## CHALLENGE
Without altering anything, output the material below.

## INPUT DATA

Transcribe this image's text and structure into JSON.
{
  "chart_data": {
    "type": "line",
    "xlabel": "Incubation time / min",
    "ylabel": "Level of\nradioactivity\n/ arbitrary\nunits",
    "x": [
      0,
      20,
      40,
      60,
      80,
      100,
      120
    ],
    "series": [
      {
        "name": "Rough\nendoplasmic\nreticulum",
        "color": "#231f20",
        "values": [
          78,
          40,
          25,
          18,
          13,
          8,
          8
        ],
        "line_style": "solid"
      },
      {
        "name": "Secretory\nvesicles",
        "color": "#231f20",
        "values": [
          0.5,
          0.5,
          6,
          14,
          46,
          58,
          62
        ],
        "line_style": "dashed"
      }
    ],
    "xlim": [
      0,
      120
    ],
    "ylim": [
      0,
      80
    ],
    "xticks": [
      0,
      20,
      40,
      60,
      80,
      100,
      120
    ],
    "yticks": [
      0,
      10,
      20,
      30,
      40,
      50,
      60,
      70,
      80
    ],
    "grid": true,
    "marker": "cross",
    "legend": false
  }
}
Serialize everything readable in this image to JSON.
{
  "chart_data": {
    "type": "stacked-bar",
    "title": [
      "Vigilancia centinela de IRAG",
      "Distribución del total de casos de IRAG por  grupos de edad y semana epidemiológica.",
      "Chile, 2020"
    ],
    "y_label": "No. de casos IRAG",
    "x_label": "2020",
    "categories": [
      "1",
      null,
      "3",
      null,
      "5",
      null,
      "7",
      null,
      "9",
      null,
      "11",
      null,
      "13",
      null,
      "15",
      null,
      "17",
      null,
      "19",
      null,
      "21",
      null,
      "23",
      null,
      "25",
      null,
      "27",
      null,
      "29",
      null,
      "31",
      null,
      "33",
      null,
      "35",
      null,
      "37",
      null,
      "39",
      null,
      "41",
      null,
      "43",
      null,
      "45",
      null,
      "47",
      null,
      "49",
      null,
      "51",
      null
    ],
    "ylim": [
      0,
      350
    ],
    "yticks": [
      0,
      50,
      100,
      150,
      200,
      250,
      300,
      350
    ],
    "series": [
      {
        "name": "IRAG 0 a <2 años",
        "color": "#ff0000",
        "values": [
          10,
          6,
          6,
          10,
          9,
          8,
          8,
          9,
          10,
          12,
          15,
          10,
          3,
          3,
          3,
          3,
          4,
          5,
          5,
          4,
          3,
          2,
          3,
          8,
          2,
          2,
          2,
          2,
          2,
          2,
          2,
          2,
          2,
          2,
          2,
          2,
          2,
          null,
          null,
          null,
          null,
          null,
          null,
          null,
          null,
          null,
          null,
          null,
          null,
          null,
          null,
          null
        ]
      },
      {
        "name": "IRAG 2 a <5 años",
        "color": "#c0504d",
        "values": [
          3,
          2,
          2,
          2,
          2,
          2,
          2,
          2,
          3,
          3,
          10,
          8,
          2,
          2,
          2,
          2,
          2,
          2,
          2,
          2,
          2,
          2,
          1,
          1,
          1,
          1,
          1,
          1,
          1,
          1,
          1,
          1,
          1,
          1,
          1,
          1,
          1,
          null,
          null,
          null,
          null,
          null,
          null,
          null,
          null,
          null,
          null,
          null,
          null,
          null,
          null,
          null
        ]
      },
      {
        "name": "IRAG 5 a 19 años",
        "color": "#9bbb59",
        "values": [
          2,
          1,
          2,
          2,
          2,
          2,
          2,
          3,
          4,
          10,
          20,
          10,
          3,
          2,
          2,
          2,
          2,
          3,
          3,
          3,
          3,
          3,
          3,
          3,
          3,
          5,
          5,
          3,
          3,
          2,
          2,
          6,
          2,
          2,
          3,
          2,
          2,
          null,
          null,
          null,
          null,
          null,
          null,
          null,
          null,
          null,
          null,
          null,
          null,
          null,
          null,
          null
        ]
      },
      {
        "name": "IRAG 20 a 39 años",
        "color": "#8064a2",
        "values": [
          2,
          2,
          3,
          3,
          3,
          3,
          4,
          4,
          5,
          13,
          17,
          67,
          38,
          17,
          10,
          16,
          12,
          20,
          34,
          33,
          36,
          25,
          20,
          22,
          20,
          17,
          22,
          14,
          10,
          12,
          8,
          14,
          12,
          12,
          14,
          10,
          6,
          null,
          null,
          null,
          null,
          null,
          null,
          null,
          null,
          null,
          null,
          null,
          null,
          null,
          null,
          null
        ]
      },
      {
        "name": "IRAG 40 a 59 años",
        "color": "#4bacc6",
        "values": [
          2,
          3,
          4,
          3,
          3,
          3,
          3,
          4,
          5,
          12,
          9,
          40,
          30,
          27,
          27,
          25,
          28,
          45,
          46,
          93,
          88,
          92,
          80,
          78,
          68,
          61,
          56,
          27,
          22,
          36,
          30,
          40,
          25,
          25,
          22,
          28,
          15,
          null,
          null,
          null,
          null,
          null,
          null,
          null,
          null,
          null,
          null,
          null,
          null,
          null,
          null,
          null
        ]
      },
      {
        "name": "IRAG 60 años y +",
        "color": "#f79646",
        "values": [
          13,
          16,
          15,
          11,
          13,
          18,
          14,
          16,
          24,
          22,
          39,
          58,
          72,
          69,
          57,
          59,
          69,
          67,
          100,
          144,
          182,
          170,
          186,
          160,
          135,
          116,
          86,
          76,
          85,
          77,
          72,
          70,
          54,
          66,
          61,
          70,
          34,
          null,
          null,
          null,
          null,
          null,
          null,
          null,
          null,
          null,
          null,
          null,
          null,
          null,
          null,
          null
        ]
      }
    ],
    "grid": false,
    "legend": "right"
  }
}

## FINAL ANSWER
Transcribe this image's text and structure into JSON.
{
  "chart_data": {
    "type": "line",
    "xlabel": "Incubation time / min",
    "ylabel": "Level of\nradioactivity\n/ arbitrary\nunits",
    "x": [
      0,
      20,
      40,
      60,
      80,
      100,
      120
    ],
    "series": [
      {
        "name": "Rough\nendoplasmic\nreticulum",
        "color": "#231f20",
        "values": [
          78,
          40,
          25,
          18,
          13,
          8,
          8
        ],
        "line_style": "solid"
      },
      {
        "name": "Secretory\nvesicles",
        "color": "#231f20",
        "values": [
          0.5,
          0.5,
          6,
          14,
          46,
          58,
          62
        ],
        "line_style": "dashed"
      }
    ],
    "xlim": [
      0,
      120
    ],
    "ylim": [
      0,
      80
    ],
    "xticks": [
      0,
      20,
      40,
      60,
      80,
      100,
      120
    ],
    "yticks": [
      0,
      10,
      20,
      30,
      40,
      50,
      60,
      70,
      80
    ],
    "grid": true,
    "marker": "cross",
    "legend": false
  }
}
Serialize everything readable in this image to JSON.
{
  "chart_data": {
    "type": "stacked-bar",
    "title": [
      "Vigilancia centinela de IRAG",
      "Distribución del total de casos de IRAG por  grupos de edad y semana epidemiológica.",
      "Chile, 2020"
    ],
    "y_label": "No. de casos IRAG",
    "x_label": "2020",
    "categories": [
      "1",
      null,
      "3",
      null,
      "5",
      null,
      "7",
      null,
      "9",
      null,
      "11",
      null,
      "13",
      null,
      "15",
      null,
      "17",
      null,
      "19",
      null,
      "21",
      null,
      "23",
      null,
      "25",
      null,
      "27",
      null,
      "29",
      null,
      "31",
      null,
      "33",
      null,
      "35",
      null,
      "37",
      null,
      "39",
      null,
      "41",
      null,
      "43",
      null,
      "45",
      null,
      "47",
      null,
      "49",
      null,
      "51",
      null
    ],
    "ylim": [
      0,
      350
    ],
    "yticks": [
      0,
      50,
      100,
      150,
      200,
      250,
      300,
      350
    ],
    "series": [
      {
        "name": "IRAG 0 a <2 años",
        "color": "#ff0000",
        "values": [
          10,
          6,
          6,
          10,
          9,
          8,
          8,
          9,
          10,
          12,
          15,
          10,
          3,
          3,
          3,
          3,
          4,
          5,
          5,
          4,
          3,
          2,
          3,
          8,
          2,
          2,
          2,
          2,
          2,
          2,
          2,
          2,
          2,
          2,
          2,
          2,
          2,
          null,
          null,
          null,
          null,
          null,
          null,
          null,
          null,
          null,
          null,
          null,
          null,
          null,
          null,
          null
        ]
      },
      {
        "name": "IRAG 2 a <5 años",
        "color": "#c0504d",
        "values": [
          3,
          2,
          2,
          2,
          2,
          2,
          2,
          2,
          3,
          3,
          10,
          8,
          2,
          2,
          2,
          2,
          2,
          2,
          2,
          2,
          2,
          2,
          1,
          1,
          1,
          1,
          1,
          1,
          1,
          1,
          1,
          1,
          1,
          1,
          1,
          1,
          1,
          null,
          null,
          null,
          null,
          null,
          null,
          null,
          null,
          null,
          null,
          null,
          null,
          null,
          null,
          null
        ]
      },
      {
        "name": "IRAG 5 a 19 años",
        "color": "#9bbb59",
        "values": [
          2,
          1,
          2,
          2,
          2,
          2,
          2,
          3,
          4,
          10,
          20,
          10,
          3,
          2,
          2,
          2,
          2,
          3,
          3,
          3,
          3,
          3,
          3,
          3,
          3,
          5,
          5,
          3,
          3,
          2,
          2,
          6,
          2,
          2,
          3,
          2,
          2,
          null,
          null,
          null,
          null,
          null,
          null,
          null,
          null,
          null,
          null,
          null,
          null,
          null,
          null,
          null
        ]
      },
      {
        "name": "IRAG 20 a 39 años",
        "color": "#8064a2",
        "values": [
          2,
          2,
          3,
          3,
          3,
          3,
          4,
          4,
          5,
          13,
          17,
          67,
          38,
          17,
          10,
          16,
          12,
          20,
          34,
          33,
          36,
          25,
          20,
          22,
          20,
          17,
          22,
          14,
          10,
          12,
          8,
          14,
          12,
          12,
          14,
          10,
          6,
          null,
          null,
          null,
          null,
          null,
          null,
          null,
          null,
          null,
          null,
          null,
          null,
          null,
          null,
          null
        ]
      },
      {
        "name": "IRAG 40 a 59 años",
        "color": "#4bacc6",
        "values": [
          2,
          3,
          4,
          3,
          3,
          3,
          3,
          4,
          5,
          12,
          9,
          40,
          30,
          27,
          27,
          25,
          28,
          45,
          46,
          93,
          88,
          92,
          80,
          78,
          68,
          61,
          56,
          27,
          22,
          36,
          30,
          40,
          25,
          25,
          22,
          28,
          15,
          null,
          null,
          null,
          null,
          null,
          null,
          null,
          null,
          null,
          null,
          null,
          null,
          null,
          null,
          null
        ]
      },
      {
        "name": "IRAG 60 años y +",
        "color": "#f79646",
        "values": [
          13,
          16,
          15,
          11,
          13,
          18,
          14,
          16,
          24,
          22,
          39,
          58,
          72,
          69,
          57,
          59,
          69,
          67,
          100,
          144,
          182,
          170,
          186,
          160,
          135,
          116,
          86,
          76,
          85,
          77,
          72,
          70,
          54,
          66,
          61,
          70,
          34,
          null,
          null,
          null,
          null,
          null,
          null,
          null,
          null,
          null,
          null,
          null,
          null,
          null,
          null,
          null
        ]
      }
    ],
    "grid": false,
    "legend": "right"
  }
}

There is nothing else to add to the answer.